> **Goal**
Among the entries, which lines carry the string "displayed"? Copy each of them.

******

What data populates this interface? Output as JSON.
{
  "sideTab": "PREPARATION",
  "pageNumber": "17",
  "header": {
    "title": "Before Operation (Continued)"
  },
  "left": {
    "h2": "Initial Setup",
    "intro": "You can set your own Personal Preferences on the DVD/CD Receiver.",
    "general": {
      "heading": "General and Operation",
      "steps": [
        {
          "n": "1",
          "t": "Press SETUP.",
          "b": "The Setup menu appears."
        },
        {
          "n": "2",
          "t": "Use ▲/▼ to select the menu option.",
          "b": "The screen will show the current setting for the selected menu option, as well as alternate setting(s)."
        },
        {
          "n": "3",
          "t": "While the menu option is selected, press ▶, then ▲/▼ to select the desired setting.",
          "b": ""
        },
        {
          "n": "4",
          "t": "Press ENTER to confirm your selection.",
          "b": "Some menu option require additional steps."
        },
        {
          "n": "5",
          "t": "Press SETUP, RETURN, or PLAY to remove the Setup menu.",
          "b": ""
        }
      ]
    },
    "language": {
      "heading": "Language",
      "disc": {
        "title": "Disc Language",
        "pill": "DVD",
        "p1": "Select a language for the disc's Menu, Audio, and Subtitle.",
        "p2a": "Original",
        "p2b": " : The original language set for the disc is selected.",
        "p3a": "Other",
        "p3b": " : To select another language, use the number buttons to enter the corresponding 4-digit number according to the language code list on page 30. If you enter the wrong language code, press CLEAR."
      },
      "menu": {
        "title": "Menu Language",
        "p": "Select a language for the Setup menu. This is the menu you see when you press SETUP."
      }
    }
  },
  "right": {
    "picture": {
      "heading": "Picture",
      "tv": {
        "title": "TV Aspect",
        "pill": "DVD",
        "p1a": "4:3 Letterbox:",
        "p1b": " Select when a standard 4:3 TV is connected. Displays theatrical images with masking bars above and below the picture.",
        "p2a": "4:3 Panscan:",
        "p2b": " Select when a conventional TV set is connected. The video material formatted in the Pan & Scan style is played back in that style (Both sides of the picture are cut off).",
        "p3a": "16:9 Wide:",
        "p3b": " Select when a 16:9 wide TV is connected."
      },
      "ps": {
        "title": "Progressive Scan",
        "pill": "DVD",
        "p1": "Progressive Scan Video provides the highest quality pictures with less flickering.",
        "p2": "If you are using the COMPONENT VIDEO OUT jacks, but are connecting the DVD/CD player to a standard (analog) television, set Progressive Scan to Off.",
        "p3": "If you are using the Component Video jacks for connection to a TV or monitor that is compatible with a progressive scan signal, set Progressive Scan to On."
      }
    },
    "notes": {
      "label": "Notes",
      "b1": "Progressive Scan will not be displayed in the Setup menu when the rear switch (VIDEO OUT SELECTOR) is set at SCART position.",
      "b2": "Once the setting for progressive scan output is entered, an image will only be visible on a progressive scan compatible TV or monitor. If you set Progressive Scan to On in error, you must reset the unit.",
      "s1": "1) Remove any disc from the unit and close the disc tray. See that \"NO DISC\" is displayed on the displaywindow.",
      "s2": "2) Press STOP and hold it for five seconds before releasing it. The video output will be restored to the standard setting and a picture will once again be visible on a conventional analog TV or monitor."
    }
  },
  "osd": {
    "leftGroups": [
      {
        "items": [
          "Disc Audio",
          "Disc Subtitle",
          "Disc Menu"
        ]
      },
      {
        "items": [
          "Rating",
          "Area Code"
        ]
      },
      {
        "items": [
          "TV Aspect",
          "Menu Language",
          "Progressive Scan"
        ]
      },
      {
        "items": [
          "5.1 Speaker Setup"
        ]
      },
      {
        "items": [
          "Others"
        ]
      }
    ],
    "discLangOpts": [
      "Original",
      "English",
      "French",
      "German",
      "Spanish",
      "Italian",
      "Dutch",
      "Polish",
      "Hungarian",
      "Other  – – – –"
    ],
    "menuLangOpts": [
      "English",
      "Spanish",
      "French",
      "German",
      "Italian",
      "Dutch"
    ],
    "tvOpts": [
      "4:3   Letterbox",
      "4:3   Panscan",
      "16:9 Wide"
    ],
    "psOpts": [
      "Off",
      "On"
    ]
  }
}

******

> **Result below**
      "b1": "Progressive Scan will not be displayed in the Setup menu when the rear switch (VIDEO OUT SELECTOR) is set at SCART position.",
      "s1": "1) Remove any disc from the unit and close the disc tray. See that \"NO DISC\" is displayed on the displaywindow.",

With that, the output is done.